What you will do: Bring together all lines of the material below that contain the string "Beitragsservice".

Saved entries
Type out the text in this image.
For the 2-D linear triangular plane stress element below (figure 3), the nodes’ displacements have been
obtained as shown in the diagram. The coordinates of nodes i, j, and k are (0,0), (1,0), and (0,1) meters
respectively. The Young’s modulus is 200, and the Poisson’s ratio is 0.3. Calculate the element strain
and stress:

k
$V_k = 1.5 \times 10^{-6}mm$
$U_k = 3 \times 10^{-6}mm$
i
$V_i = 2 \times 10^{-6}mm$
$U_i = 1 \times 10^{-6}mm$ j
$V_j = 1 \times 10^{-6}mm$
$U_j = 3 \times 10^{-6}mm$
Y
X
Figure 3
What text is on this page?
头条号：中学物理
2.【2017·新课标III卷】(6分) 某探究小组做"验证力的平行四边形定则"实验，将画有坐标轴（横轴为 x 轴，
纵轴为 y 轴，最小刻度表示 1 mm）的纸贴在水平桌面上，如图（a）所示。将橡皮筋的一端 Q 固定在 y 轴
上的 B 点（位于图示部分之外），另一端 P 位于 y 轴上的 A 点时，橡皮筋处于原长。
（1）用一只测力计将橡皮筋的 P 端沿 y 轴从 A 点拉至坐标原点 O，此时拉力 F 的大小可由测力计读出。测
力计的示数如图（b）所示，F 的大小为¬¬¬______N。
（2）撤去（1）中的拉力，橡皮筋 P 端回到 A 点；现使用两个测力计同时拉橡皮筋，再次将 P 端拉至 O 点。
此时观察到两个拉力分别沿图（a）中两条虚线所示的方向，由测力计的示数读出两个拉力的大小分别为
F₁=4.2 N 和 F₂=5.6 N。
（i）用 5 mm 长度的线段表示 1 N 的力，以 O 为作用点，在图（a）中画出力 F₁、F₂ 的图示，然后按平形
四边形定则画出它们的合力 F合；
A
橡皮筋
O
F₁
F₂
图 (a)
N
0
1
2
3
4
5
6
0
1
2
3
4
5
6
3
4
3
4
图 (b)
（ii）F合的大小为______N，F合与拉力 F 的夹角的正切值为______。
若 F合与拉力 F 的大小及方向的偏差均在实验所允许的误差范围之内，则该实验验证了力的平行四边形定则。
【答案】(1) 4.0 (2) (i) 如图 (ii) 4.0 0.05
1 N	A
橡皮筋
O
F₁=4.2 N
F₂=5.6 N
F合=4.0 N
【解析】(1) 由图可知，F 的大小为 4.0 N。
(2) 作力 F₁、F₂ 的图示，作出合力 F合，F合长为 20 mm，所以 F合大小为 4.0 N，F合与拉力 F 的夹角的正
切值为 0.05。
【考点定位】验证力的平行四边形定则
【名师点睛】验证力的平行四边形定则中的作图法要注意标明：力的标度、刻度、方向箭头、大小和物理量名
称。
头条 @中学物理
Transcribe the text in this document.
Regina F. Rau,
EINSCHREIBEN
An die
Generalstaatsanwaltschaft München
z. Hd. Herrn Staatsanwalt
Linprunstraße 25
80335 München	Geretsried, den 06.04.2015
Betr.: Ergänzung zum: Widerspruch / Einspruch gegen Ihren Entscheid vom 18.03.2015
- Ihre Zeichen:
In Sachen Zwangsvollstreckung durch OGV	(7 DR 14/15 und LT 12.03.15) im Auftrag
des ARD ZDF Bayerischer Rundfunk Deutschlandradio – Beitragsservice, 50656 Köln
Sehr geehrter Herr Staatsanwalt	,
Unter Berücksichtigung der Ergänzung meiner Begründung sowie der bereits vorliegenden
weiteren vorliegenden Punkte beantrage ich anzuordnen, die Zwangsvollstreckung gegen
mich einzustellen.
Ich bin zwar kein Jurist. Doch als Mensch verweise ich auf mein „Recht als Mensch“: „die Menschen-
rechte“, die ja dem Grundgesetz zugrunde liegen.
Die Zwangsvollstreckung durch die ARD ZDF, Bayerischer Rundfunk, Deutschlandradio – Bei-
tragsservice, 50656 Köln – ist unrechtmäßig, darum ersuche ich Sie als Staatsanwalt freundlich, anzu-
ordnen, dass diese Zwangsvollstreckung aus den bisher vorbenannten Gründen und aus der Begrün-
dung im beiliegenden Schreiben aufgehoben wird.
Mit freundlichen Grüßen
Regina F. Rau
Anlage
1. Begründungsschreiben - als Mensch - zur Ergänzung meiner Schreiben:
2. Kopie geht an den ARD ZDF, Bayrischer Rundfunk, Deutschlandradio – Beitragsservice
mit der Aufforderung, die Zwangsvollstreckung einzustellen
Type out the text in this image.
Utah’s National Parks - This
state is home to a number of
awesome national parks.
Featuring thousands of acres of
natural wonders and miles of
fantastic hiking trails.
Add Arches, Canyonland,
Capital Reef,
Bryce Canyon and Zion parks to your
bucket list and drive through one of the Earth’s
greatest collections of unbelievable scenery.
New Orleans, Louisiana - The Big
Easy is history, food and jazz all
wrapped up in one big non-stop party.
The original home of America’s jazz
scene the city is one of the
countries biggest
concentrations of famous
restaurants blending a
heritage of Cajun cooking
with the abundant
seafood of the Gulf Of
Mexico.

Task response:
des ARD ZDF Bayerischer Rundfunk Deutschlandradio – Beitragsservice, 50656 Köln
2. Kopie geht an den ARD ZDF, Bayrischer Rundfunk, Deutschlandradio – Beitragsservice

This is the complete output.